▸ **SHORT PROBLEM**: Can you write out all of the material below, word for word?

Collected data:
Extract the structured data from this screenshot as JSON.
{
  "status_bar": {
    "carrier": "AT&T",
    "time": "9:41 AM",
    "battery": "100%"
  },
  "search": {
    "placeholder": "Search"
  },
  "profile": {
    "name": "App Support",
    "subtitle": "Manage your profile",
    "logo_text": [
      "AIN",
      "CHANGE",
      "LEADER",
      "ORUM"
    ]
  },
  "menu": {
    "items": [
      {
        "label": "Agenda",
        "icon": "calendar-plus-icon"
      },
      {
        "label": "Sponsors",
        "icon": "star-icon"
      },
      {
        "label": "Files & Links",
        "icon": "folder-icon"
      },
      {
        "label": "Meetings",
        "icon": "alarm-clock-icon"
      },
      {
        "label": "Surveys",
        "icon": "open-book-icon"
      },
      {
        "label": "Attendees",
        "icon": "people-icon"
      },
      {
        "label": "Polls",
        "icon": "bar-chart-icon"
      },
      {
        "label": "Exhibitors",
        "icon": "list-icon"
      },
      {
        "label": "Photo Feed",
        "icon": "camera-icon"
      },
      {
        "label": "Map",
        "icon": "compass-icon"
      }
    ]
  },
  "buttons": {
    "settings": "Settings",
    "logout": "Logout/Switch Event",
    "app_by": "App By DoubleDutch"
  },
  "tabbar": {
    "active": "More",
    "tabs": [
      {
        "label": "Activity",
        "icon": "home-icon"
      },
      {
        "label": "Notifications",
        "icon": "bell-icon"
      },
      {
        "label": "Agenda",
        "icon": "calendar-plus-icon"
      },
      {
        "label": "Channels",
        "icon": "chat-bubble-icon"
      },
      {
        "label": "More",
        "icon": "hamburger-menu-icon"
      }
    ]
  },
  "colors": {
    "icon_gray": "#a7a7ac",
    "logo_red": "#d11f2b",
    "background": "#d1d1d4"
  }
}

▸ **FULL RESPONSE**:
Extract the structured data from this screenshot as JSON.
{
  "status_bar": {
    "carrier": "AT&T",
    "time": "9:41 AM",
    "battery": "100%"
  },
  "search": {
    "placeholder": "Search"
  },
  "profile": {
    "name": "App Support",
    "subtitle": "Manage your profile",
    "logo_text": [
      "AIN",
      "CHANGE",
      "LEADER",
      "ORUM"
    ]
  },
  "menu": {
    "items": [
      {
        "label": "Agenda",
        "icon": "calendar-plus-icon"
      },
      {
        "label": "Sponsors",
        "icon": "star-icon"
      },
      {
        "label": "Files & Links",
        "icon": "folder-icon"
      },
      {
        "label": "Meetings",
        "icon": "alarm-clock-icon"
      },
      {
        "label": "Surveys",
        "icon": "open-book-icon"
      },
      {
        "label": "Attendees",
        "icon": "people-icon"
      },
      {
        "label": "Polls",
        "icon": "bar-chart-icon"
      },
      {
        "label": "Exhibitors",
        "icon": "list-icon"
      },
      {
        "label": "Photo Feed",
        "icon": "camera-icon"
      },
      {
        "label": "Map",
        "icon": "compass-icon"
      }
    ]
  },
  "buttons": {
    "settings": "Settings",
    "logout": "Logout/Switch Event",
    "app_by": "App By DoubleDutch"
  },
  "tabbar": {
    "active": "More",
    "tabs": [
      {
        "label": "Activity",
        "icon": "home-icon"
      },
      {
        "label": "Notifications",
        "icon": "bell-icon"
      },
      {
        "label": "Agenda",
        "icon": "calendar-plus-icon"
      },
      {
        "label": "Channels",
        "icon": "chat-bubble-icon"
      },
      {
        "label": "More",
        "icon": "hamburger-menu-icon"
      }
    ]
  },
  "colors": {
    "icon_gray": "#a7a7ac",
    "logo_red": "#d11f2b",
    "background": "#d1d1d4"
  }
}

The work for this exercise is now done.